§ **Written task**
Below are the records; collect from them each line containing the string "ylabel".

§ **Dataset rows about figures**
****************

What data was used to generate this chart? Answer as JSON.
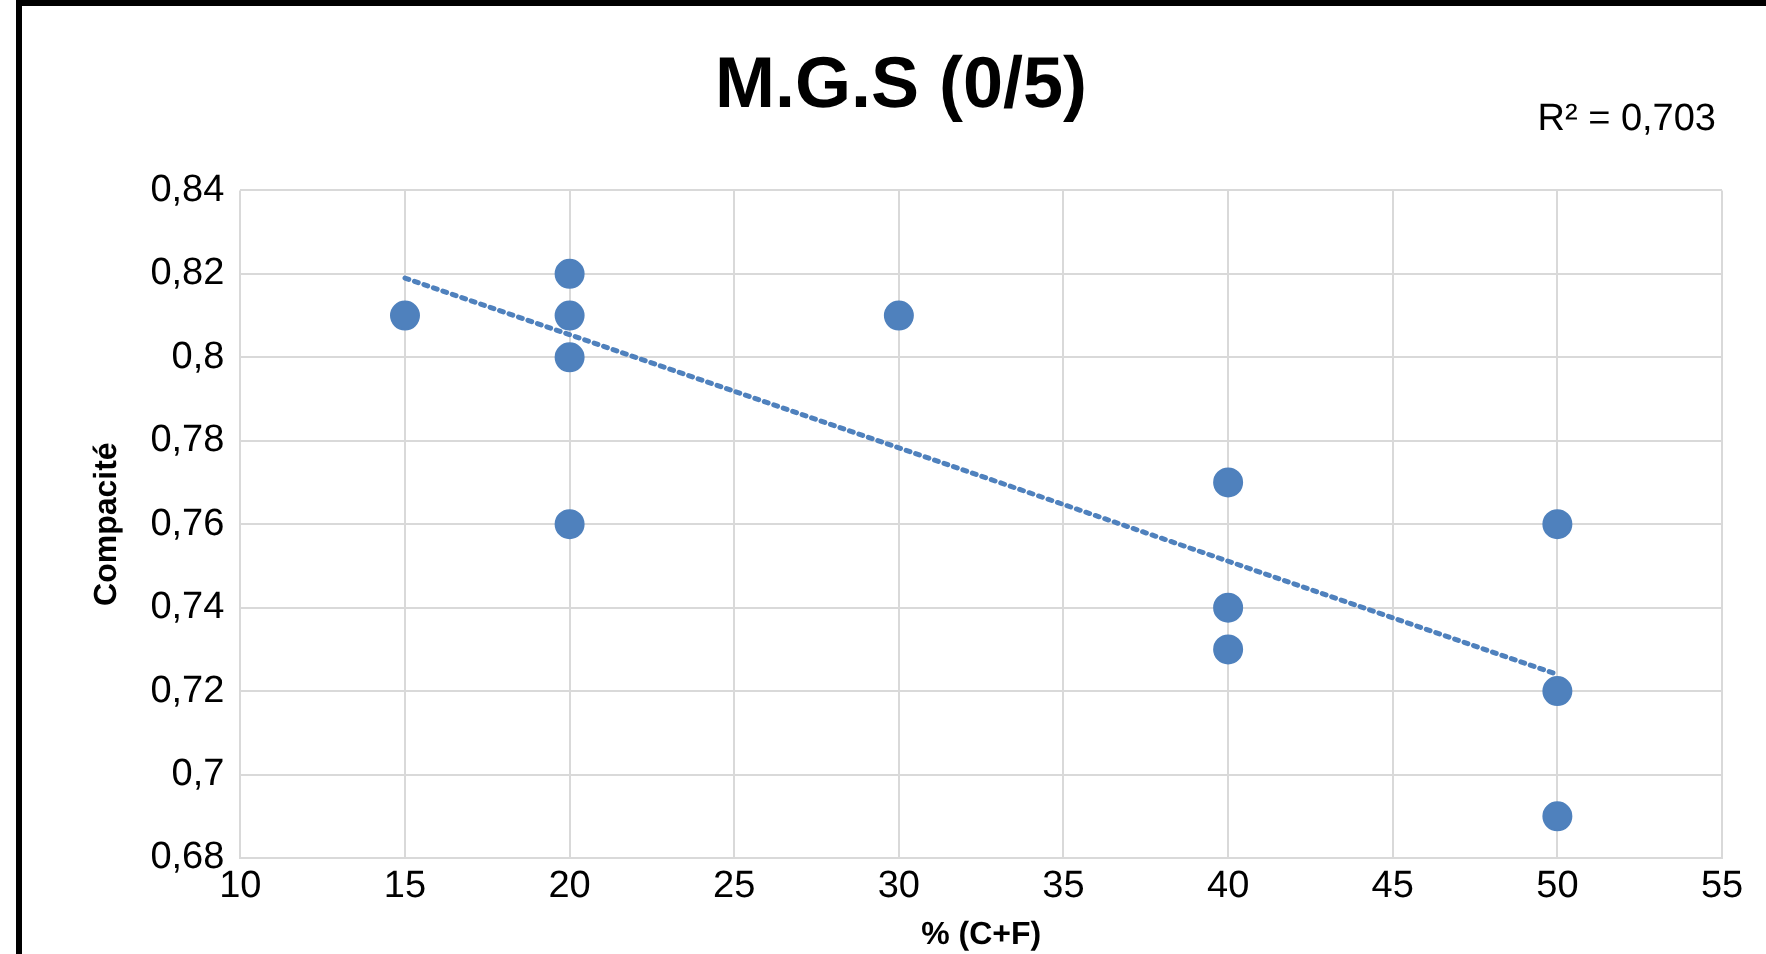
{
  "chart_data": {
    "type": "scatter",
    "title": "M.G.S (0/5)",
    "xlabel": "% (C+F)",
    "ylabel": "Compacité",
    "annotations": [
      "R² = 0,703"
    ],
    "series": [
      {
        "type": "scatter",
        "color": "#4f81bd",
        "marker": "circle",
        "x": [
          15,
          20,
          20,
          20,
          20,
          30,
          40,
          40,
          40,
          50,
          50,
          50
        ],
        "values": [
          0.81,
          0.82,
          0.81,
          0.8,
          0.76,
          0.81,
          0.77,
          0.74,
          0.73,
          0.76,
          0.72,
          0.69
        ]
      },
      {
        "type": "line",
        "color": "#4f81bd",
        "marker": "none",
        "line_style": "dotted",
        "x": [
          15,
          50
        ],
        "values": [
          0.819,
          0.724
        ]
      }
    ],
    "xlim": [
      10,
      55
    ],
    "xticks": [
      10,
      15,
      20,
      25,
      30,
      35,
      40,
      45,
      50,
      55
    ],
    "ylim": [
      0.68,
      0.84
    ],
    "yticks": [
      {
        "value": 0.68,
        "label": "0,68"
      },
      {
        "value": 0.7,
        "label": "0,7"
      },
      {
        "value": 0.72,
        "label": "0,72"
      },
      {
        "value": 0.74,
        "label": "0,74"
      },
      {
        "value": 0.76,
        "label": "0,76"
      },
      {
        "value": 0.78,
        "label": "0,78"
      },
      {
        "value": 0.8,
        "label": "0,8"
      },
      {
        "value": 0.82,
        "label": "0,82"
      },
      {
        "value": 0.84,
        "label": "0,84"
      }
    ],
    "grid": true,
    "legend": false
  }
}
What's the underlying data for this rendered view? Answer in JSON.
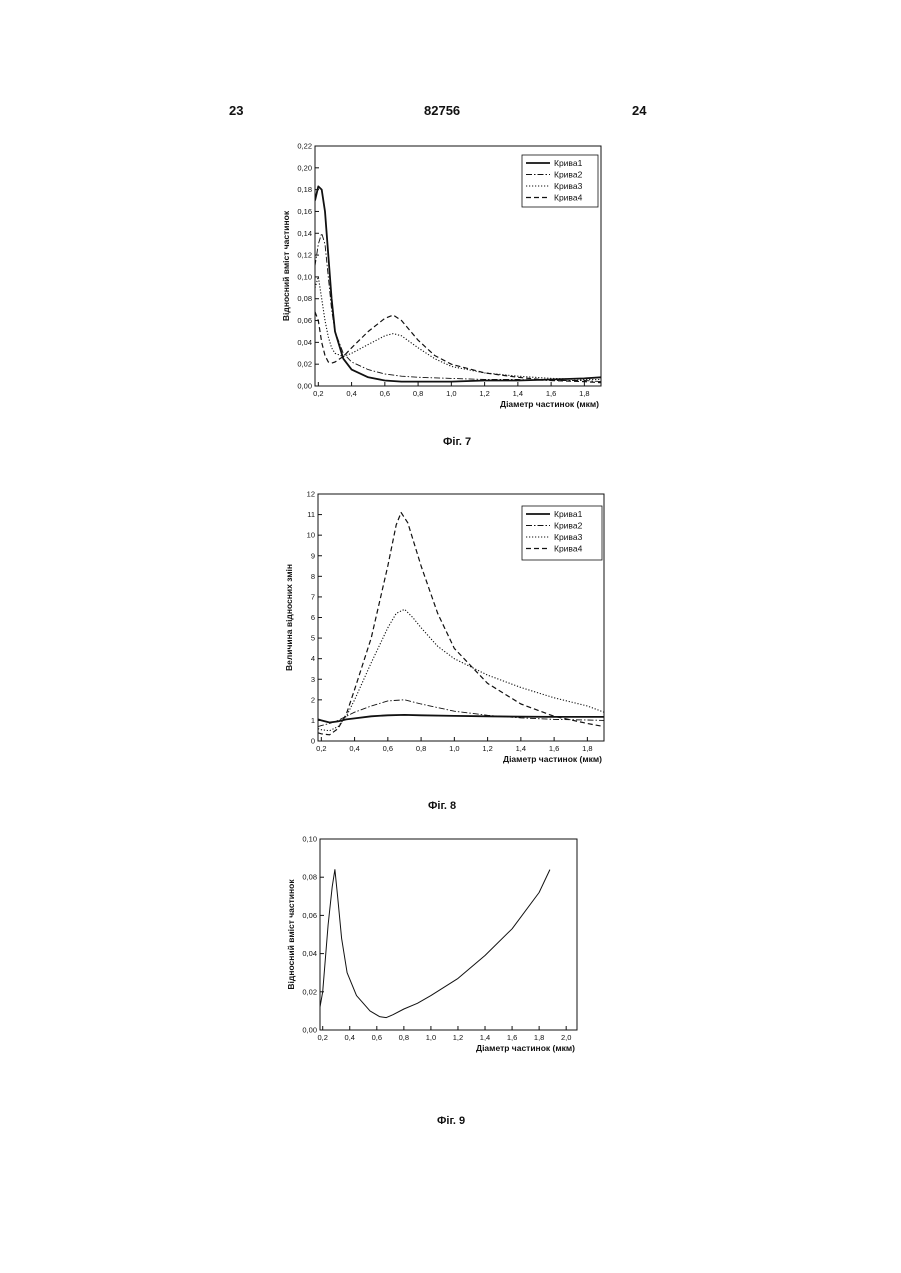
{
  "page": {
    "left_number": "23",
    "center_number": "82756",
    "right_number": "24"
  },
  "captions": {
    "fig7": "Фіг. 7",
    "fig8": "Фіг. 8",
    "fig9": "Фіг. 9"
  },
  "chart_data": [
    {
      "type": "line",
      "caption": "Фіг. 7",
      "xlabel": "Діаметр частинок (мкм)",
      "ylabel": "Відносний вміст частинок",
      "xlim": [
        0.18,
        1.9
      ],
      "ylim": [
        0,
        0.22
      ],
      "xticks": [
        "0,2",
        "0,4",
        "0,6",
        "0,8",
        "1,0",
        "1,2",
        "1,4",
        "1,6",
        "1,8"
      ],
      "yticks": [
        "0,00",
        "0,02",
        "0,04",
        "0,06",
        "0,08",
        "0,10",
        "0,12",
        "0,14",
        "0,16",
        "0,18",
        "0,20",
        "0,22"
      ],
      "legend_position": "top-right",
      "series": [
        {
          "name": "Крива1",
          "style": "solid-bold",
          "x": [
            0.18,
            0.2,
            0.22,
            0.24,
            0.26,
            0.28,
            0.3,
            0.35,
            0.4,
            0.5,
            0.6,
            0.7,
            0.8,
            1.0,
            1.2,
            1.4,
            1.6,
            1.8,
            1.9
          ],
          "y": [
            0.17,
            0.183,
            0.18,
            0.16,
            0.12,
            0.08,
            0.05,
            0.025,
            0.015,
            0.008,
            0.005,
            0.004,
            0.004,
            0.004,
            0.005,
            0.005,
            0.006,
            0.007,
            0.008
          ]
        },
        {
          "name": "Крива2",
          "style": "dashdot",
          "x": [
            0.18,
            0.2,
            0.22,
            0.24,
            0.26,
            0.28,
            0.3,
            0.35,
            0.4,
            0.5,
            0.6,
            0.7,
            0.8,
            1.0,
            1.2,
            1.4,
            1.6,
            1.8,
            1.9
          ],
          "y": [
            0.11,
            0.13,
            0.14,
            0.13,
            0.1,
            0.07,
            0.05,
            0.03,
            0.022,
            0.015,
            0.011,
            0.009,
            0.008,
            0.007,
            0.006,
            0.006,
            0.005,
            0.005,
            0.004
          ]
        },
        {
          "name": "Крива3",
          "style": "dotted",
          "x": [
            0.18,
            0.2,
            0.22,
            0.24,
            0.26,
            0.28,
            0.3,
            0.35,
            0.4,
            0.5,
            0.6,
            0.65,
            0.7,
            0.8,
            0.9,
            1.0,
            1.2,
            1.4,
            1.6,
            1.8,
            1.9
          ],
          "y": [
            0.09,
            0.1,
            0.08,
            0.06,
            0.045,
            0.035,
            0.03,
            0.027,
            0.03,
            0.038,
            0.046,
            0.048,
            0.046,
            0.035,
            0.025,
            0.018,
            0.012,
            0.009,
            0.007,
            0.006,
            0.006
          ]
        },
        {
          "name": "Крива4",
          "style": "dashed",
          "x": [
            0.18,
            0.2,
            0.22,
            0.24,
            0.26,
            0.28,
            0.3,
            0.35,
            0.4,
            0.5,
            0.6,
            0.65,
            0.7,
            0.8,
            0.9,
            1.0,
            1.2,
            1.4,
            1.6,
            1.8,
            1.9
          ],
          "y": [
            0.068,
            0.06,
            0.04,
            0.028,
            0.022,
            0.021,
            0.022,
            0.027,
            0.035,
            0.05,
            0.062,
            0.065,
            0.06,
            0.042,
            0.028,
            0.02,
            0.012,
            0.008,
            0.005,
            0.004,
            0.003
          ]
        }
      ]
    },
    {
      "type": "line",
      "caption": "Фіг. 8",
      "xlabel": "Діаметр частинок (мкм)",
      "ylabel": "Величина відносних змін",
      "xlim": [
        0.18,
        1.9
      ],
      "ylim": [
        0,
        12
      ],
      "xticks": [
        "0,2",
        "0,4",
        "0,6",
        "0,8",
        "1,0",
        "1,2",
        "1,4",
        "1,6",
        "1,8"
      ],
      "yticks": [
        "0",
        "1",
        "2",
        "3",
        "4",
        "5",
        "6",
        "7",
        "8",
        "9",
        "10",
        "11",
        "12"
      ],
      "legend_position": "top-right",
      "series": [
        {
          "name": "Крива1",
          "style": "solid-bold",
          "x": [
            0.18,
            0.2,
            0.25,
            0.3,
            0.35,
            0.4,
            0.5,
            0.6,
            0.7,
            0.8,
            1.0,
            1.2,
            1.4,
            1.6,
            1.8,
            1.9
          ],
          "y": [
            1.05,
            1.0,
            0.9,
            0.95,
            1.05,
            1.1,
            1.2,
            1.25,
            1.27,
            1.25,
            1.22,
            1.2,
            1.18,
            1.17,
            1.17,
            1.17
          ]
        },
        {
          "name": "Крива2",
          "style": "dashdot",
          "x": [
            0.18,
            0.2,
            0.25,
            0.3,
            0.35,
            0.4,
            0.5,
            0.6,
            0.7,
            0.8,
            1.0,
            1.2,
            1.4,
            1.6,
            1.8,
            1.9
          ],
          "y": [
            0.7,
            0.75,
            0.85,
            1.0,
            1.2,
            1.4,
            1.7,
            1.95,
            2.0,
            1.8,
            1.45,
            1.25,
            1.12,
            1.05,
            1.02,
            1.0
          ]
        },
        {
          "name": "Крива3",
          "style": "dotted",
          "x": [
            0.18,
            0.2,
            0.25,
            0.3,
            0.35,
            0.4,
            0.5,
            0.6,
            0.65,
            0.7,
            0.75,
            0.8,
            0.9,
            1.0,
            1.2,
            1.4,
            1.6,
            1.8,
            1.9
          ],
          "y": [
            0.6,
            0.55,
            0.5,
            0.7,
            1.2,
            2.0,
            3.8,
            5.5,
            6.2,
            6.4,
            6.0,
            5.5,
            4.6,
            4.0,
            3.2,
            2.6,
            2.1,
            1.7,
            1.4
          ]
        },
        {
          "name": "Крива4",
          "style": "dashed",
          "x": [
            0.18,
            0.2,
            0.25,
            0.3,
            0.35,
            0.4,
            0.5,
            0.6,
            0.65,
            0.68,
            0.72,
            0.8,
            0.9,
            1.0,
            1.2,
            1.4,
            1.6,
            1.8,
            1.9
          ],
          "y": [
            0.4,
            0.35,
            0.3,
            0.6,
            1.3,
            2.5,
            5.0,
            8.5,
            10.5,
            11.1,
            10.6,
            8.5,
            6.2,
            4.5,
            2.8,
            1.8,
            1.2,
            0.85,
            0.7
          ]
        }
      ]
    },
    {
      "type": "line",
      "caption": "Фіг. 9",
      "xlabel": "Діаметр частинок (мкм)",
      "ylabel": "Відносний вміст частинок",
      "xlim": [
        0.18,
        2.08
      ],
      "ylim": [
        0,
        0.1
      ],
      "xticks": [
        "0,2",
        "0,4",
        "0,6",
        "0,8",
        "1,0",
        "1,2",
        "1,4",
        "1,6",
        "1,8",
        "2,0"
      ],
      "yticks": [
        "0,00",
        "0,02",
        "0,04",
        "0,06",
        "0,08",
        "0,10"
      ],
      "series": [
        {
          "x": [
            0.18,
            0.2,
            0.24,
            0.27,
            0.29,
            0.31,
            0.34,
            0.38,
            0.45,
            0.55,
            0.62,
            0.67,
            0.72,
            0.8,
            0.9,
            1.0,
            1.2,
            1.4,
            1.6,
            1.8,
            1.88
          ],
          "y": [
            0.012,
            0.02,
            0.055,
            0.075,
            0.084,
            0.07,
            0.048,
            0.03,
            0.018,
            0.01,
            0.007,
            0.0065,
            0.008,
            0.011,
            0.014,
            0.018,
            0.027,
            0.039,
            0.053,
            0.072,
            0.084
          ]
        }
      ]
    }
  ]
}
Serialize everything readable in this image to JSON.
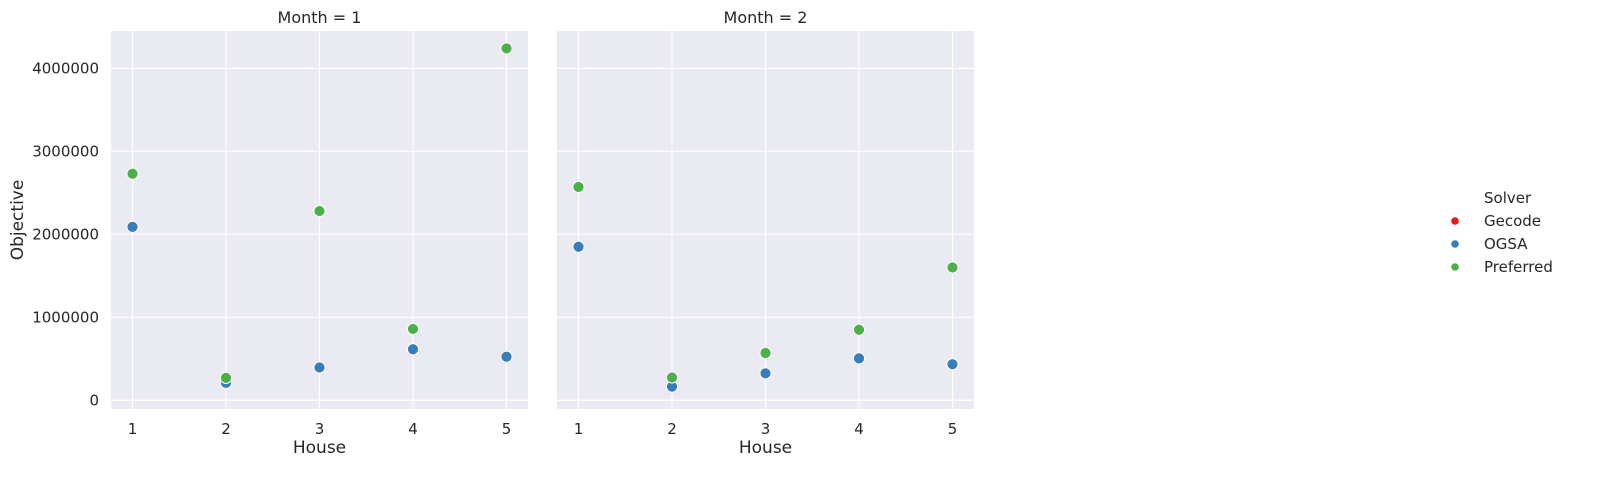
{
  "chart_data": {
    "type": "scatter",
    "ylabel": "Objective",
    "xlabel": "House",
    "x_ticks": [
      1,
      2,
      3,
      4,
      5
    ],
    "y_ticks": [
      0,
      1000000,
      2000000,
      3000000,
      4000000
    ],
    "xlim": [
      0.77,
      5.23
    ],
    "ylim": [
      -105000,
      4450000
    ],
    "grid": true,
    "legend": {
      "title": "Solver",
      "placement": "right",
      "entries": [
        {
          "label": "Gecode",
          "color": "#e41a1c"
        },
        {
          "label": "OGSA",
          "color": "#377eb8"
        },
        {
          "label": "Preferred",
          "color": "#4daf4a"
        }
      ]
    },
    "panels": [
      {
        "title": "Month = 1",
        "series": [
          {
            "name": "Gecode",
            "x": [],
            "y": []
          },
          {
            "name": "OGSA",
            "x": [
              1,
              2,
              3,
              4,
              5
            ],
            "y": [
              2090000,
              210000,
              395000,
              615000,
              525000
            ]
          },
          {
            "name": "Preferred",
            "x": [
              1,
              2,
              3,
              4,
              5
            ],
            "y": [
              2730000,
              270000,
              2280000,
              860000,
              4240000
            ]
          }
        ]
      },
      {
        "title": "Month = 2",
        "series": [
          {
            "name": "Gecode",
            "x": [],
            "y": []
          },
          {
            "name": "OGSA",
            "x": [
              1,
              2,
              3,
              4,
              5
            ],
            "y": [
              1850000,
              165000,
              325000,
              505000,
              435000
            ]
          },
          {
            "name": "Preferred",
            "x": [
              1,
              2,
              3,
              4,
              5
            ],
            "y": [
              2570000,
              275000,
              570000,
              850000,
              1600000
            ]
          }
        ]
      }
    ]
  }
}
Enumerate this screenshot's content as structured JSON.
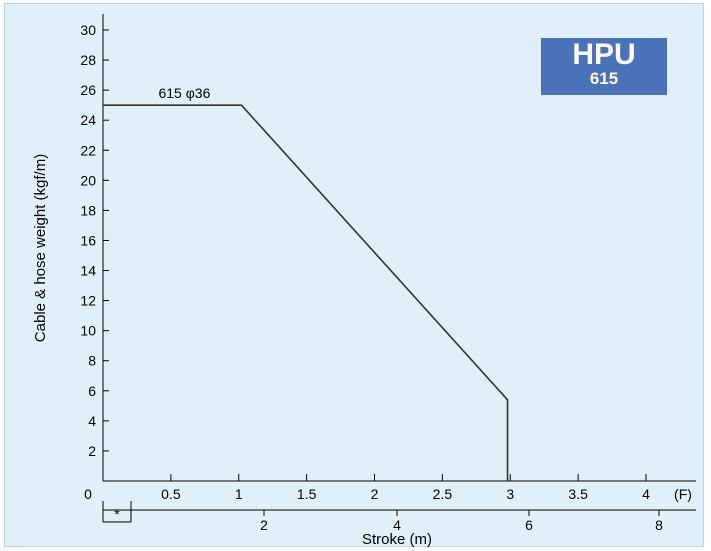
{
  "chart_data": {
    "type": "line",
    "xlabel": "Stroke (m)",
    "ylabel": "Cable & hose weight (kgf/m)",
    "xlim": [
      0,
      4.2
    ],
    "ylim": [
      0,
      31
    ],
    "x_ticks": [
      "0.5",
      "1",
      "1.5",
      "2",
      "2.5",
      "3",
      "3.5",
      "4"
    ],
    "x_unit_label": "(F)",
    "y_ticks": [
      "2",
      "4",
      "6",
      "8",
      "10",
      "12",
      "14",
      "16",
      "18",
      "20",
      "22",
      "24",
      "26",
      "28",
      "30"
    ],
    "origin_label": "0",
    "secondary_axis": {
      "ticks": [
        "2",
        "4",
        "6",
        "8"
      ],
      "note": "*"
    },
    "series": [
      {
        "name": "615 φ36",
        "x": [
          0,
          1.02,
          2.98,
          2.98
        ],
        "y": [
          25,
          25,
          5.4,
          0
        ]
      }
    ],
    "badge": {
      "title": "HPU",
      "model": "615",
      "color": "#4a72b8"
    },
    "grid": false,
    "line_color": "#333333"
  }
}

****************

§ **Solution to the problem**
    "ylabel": "Compacité",
      "ylabel": "Відносний вміст частинок",
      "ylabel": "Величина відносних змін",
      "ylabel": "Відносний вміст частинок",
    "ylabel": "Objective",
    "ylabel": "Cable & hose weight (kgf/m)",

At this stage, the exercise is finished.